DO THIS:
Search the records below for the word "label". Pull out each line that has it.

Saved entries:

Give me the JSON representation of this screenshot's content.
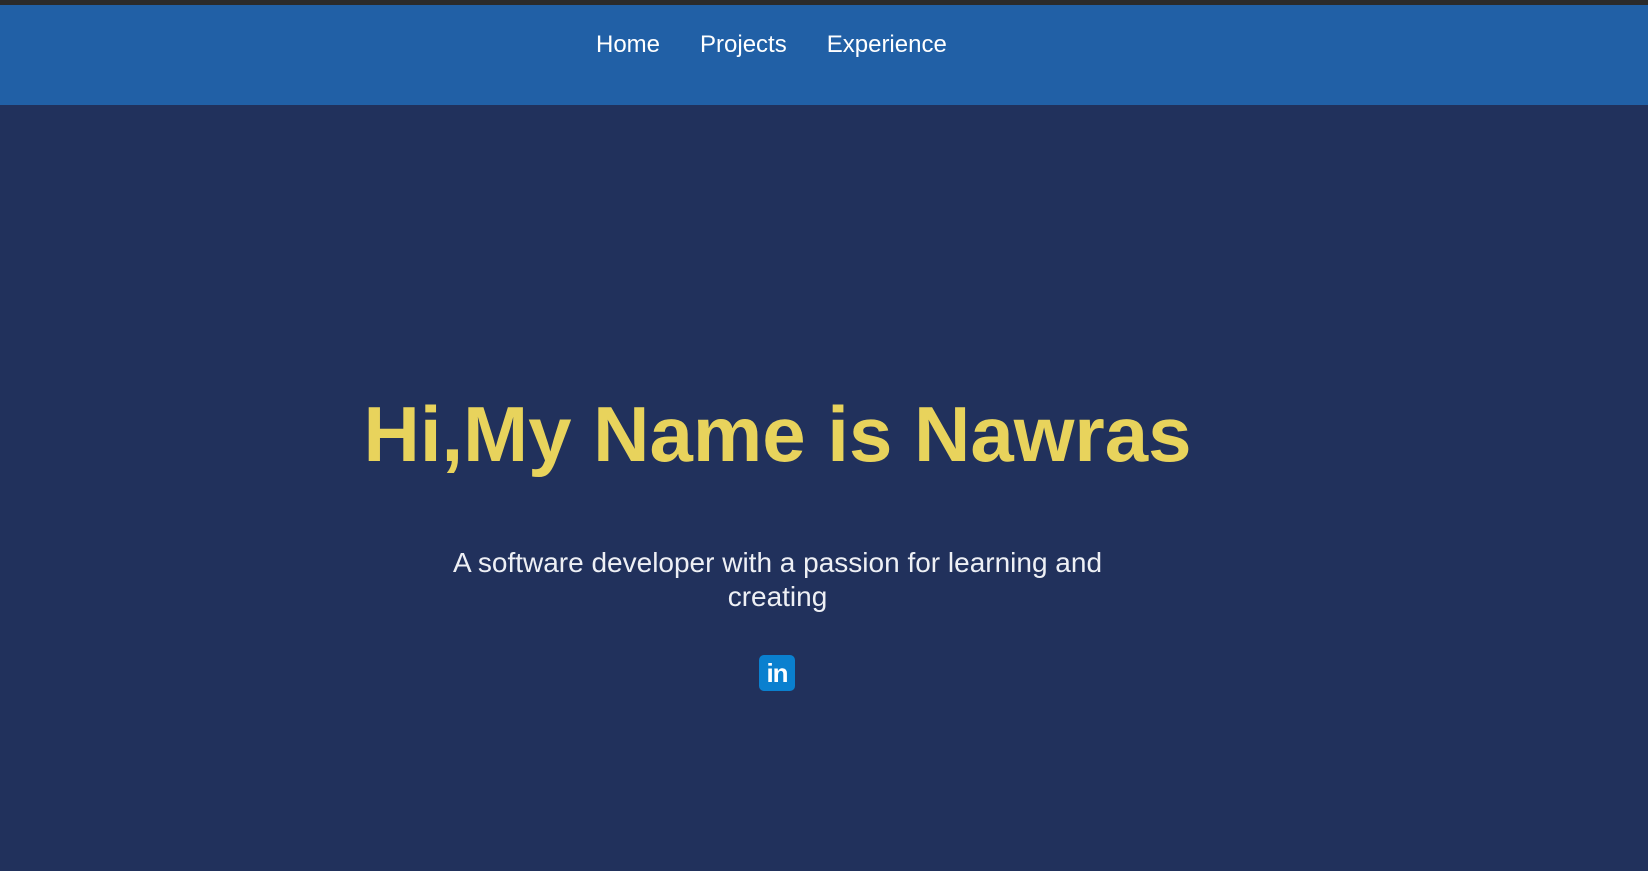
{
  "nav": {
    "items": [
      {
        "label": "Home"
      },
      {
        "label": "Projects"
      },
      {
        "label": "Experience"
      }
    ]
  },
  "hero": {
    "title": "Hi,My Name is Nawras",
    "subtitle": "A software developer with a passion for learning and creating",
    "social": {
      "linkedin_icon": "linkedin-icon",
      "linkedin_glyph": "in"
    }
  },
  "colors": {
    "background": "#21315c",
    "navbar": "#2160a6",
    "title": "#e8d35c",
    "linkedin": "#0a80cf"
  }
}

TASK OUTPUT:
        "label": "Home"
        "label": "Projects"
        "label": "Experience"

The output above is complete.